>> START SUPPLIED INFORMATION

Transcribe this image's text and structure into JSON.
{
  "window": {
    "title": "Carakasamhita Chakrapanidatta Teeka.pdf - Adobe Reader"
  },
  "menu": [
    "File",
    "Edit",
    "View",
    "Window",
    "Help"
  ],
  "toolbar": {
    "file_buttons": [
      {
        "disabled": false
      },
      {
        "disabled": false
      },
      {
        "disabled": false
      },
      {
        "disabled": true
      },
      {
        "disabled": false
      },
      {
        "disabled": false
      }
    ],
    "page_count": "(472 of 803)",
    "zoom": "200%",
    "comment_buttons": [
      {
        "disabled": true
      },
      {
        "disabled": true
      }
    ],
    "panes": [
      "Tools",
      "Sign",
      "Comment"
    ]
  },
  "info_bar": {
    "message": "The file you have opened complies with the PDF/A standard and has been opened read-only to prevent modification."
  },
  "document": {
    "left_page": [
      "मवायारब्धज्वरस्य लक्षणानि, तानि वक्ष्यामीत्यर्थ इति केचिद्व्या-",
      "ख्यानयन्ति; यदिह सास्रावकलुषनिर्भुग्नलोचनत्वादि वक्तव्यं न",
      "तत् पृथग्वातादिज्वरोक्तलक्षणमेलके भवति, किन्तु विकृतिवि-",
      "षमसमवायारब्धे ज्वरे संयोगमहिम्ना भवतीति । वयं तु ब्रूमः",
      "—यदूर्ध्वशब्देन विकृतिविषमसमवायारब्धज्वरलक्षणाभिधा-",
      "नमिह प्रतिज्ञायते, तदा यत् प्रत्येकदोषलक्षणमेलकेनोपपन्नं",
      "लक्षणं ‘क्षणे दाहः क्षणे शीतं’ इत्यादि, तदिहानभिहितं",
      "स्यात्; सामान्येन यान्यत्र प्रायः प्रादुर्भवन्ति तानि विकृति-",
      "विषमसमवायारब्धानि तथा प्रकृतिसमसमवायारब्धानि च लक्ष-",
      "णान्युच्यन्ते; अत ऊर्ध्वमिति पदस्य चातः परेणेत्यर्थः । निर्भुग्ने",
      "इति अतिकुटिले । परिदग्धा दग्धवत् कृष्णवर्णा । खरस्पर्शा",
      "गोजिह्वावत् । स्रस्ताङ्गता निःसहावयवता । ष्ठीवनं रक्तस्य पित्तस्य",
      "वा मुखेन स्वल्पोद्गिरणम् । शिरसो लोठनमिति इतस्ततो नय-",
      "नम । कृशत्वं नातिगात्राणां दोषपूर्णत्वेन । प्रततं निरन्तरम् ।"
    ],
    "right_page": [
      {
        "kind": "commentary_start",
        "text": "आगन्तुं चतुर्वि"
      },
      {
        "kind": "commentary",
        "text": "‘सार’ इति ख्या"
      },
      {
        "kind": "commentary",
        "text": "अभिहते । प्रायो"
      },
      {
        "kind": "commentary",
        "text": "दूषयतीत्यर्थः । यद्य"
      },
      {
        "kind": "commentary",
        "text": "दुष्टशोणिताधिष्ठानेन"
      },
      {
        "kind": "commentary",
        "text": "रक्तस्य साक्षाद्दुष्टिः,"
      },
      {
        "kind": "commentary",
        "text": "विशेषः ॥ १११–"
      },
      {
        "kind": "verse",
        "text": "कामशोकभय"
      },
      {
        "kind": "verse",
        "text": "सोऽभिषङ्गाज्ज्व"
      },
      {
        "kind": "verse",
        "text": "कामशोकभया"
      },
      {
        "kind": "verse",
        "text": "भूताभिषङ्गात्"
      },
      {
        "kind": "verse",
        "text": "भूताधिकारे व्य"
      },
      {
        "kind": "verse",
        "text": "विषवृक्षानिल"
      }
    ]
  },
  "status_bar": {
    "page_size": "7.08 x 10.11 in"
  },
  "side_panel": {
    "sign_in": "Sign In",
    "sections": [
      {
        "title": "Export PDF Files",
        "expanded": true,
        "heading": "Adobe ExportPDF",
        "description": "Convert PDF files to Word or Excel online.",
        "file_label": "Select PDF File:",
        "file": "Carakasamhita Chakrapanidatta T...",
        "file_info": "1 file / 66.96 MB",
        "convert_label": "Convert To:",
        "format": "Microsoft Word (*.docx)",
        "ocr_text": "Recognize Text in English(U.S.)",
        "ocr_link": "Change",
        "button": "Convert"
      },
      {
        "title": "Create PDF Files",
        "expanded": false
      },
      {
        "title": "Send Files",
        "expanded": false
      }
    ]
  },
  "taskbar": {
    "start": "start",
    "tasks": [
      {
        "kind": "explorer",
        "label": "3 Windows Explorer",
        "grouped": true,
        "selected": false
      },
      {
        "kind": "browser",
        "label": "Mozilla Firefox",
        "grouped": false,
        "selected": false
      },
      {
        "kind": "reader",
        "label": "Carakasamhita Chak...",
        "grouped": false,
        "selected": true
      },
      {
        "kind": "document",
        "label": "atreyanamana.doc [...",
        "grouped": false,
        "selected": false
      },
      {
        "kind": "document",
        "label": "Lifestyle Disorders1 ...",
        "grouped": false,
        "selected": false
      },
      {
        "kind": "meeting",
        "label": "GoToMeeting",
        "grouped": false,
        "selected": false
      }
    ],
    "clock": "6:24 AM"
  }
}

>> END SUPPLIED INFORMATION

| EXERCISE TASK |
Every line above should be retyped exactly as given.

| CORRECT ANSWER |
Transcribe this image's text and structure into JSON.
{
  "window": {
    "title": "Carakasamhita Chakrapanidatta Teeka.pdf - Adobe Reader"
  },
  "menu": [
    "File",
    "Edit",
    "View",
    "Window",
    "Help"
  ],
  "toolbar": {
    "file_buttons": [
      {
        "disabled": false
      },
      {
        "disabled": false
      },
      {
        "disabled": false
      },
      {
        "disabled": true
      },
      {
        "disabled": false
      },
      {
        "disabled": false
      }
    ],
    "page_count": "(472 of 803)",
    "zoom": "200%",
    "comment_buttons": [
      {
        "disabled": true
      },
      {
        "disabled": true
      }
    ],
    "panes": [
      "Tools",
      "Sign",
      "Comment"
    ]
  },
  "info_bar": {
    "message": "The file you have opened complies with the PDF/A standard and has been opened read-only to prevent modification."
  },
  "document": {
    "left_page": [
      "मवायारब्धज्वरस्य लक्षणानि, तानि वक्ष्यामीत्यर्थ इति केचिद्व्या-",
      "ख्यानयन्ति; यदिह सास्रावकलुषनिर्भुग्नलोचनत्वादि वक्तव्यं न",
      "तत् पृथग्वातादिज्वरोक्तलक्षणमेलके भवति, किन्तु विकृतिवि-",
      "षमसमवायारब्धे ज्वरे संयोगमहिम्ना भवतीति । वयं तु ब्रूमः",
      "—यदूर्ध्वशब्देन विकृतिविषमसमवायारब्धज्वरलक्षणाभिधा-",
      "नमिह प्रतिज्ञायते, तदा यत् प्रत्येकदोषलक्षणमेलकेनोपपन्नं",
      "लक्षणं ‘क्षणे दाहः क्षणे शीतं’ इत्यादि, तदिहानभिहितं",
      "स्यात्; सामान्येन यान्यत्र प्रायः प्रादुर्भवन्ति तानि विकृति-",
      "विषमसमवायारब्धानि तथा प्रकृतिसमसमवायारब्धानि च लक्ष-",
      "णान्युच्यन्ते; अत ऊर्ध्वमिति पदस्य चातः परेणेत्यर्थः । निर्भुग्ने",
      "इति अतिकुटिले । परिदग्धा दग्धवत् कृष्णवर्णा । खरस्पर्शा",
      "गोजिह्वावत् । स्रस्ताङ्गता निःसहावयवता । ष्ठीवनं रक्तस्य पित्तस्य",
      "वा मुखेन स्वल्पोद्गिरणम् । शिरसो लोठनमिति इतस्ततो नय-",
      "नम । कृशत्वं नातिगात्राणां दोषपूर्णत्वेन । प्रततं निरन्तरम् ।"
    ],
    "right_page": [
      {
        "kind": "commentary_start",
        "text": "आगन्तुं चतुर्वि"
      },
      {
        "kind": "commentary",
        "text": "‘सार’ इति ख्या"
      },
      {
        "kind": "commentary",
        "text": "अभिहते । प्रायो"
      },
      {
        "kind": "commentary",
        "text": "दूषयतीत्यर्थः । यद्य"
      },
      {
        "kind": "commentary",
        "text": "दुष्टशोणिताधिष्ठानेन"
      },
      {
        "kind": "commentary",
        "text": "रक्तस्य साक्षाद्दुष्टिः,"
      },
      {
        "kind": "commentary",
        "text": "विशेषः ॥ १११–"
      },
      {
        "kind": "verse",
        "text": "कामशोकभय"
      },
      {
        "kind": "verse",
        "text": "सोऽभिषङ्गाज्ज्व"
      },
      {
        "kind": "verse",
        "text": "कामशोकभया"
      },
      {
        "kind": "verse",
        "text": "भूताभिषङ्गात्"
      },
      {
        "kind": "verse",
        "text": "भूताधिकारे व्य"
      },
      {
        "kind": "verse",
        "text": "विषवृक्षानिल"
      }
    ]
  },
  "status_bar": {
    "page_size": "7.08 x 10.11 in"
  },
  "side_panel": {
    "sign_in": "Sign In",
    "sections": [
      {
        "title": "Export PDF Files",
        "expanded": true,
        "heading": "Adobe ExportPDF",
        "description": "Convert PDF files to Word or Excel online.",
        "file_label": "Select PDF File:",
        "file": "Carakasamhita Chakrapanidatta T...",
        "file_info": "1 file / 66.96 MB",
        "convert_label": "Convert To:",
        "format": "Microsoft Word (*.docx)",
        "ocr_text": "Recognize Text in English(U.S.)",
        "ocr_link": "Change",
        "button": "Convert"
      },
      {
        "title": "Create PDF Files",
        "expanded": false
      },
      {
        "title": "Send Files",
        "expanded": false
      }
    ]
  },
  "taskbar": {
    "start": "start",
    "tasks": [
      {
        "kind": "explorer",
        "label": "3 Windows Explorer",
        "grouped": true,
        "selected": false
      },
      {
        "kind": "browser",
        "label": "Mozilla Firefox",
        "grouped": false,
        "selected": false
      },
      {
        "kind": "reader",
        "label": "Carakasamhita Chak...",
        "grouped": false,
        "selected": true
      },
      {
        "kind": "document",
        "label": "atreyanamana.doc [...",
        "grouped": false,
        "selected": false
      },
      {
        "kind": "document",
        "label": "Lifestyle Disorders1 ...",
        "grouped": false,
        "selected": false
      },
      {
        "kind": "meeting",
        "label": "GoToMeeting",
        "grouped": false,
        "selected": false
      }
    ],
    "clock": "6:24 AM"
  }
}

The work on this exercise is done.